— start —
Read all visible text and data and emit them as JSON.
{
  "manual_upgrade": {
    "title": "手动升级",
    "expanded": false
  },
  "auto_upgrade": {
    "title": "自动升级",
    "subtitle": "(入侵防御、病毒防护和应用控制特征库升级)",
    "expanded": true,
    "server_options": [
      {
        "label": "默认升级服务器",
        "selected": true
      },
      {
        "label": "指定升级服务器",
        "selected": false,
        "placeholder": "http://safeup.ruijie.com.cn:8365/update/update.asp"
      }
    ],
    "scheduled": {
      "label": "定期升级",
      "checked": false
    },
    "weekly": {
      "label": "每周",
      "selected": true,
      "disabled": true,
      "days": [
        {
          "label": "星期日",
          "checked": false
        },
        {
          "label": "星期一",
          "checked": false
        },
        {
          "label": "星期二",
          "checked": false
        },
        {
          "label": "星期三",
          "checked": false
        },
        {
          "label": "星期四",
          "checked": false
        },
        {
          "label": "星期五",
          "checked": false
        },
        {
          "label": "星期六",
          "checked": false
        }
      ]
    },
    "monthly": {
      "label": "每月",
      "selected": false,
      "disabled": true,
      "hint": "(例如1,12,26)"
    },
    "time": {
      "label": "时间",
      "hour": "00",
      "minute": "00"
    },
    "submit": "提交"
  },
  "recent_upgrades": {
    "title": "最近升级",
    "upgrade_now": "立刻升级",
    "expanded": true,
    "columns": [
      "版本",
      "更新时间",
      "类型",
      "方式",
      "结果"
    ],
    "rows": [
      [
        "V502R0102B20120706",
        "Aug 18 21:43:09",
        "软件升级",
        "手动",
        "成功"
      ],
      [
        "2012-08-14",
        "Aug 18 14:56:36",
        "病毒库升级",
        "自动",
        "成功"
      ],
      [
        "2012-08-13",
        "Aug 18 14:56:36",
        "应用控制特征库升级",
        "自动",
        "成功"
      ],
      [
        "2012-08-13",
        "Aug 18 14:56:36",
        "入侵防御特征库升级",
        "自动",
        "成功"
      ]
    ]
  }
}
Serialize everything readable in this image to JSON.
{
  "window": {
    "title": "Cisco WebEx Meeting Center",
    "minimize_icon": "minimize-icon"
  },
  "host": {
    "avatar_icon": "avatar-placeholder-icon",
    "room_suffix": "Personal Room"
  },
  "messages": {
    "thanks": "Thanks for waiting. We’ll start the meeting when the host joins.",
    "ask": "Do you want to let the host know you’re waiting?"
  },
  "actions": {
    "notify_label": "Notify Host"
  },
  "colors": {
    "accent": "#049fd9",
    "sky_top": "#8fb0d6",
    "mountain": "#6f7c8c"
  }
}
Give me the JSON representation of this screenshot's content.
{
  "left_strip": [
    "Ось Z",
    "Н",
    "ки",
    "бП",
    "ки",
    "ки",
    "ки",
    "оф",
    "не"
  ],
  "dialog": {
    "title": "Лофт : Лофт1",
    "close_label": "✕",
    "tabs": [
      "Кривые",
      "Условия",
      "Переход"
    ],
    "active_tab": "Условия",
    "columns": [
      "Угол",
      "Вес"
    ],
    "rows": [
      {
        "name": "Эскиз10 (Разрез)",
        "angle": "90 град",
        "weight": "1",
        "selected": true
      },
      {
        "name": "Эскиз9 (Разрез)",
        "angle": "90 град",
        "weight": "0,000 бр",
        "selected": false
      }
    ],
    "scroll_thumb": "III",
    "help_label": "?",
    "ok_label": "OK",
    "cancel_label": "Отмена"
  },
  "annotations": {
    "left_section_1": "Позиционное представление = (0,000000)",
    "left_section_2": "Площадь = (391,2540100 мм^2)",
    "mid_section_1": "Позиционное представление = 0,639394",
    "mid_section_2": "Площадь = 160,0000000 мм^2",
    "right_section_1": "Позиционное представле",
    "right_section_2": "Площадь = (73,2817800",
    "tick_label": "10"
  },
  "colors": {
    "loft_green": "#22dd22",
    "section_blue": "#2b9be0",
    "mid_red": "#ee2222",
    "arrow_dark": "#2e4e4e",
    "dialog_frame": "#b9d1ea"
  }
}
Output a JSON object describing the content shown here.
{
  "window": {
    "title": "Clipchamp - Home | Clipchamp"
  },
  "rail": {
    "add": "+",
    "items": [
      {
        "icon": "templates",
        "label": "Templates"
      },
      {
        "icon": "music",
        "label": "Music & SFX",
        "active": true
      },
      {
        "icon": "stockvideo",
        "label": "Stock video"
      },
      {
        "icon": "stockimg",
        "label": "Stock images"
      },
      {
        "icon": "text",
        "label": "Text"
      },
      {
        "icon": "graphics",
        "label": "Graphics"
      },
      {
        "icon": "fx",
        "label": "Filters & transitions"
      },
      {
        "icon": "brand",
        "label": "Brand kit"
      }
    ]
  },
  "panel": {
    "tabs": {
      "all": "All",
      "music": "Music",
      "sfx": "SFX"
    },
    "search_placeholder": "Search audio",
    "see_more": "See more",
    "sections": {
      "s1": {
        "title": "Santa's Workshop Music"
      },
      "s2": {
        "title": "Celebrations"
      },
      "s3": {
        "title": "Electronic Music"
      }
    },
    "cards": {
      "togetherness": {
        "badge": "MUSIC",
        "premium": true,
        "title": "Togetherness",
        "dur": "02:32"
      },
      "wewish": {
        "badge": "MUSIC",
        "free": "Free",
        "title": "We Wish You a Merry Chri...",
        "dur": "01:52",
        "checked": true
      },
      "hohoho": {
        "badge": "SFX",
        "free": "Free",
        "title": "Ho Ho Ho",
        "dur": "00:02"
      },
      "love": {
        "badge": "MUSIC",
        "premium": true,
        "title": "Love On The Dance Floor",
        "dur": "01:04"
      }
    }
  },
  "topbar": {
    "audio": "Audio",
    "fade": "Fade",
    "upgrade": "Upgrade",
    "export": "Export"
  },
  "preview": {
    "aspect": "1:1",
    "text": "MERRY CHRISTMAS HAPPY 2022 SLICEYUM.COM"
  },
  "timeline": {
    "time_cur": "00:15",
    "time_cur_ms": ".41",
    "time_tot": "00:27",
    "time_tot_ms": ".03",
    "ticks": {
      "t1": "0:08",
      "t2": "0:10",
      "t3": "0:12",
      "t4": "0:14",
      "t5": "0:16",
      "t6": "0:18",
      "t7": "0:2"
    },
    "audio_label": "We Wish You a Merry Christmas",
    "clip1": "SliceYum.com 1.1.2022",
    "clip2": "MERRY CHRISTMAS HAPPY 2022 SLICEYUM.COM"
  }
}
— end —
WHAT IS BEING ASKED:
Look through the entries and return every line where "Площадь" appears.

COMPLETE OUTPUT:
    "left_section_2": "Площадь = (391,2540100 мм^2)",
    "mid_section_2": "Площадь = 160,0000000 мм^2",
    "right_section_2": "Площадь = (73,2817800",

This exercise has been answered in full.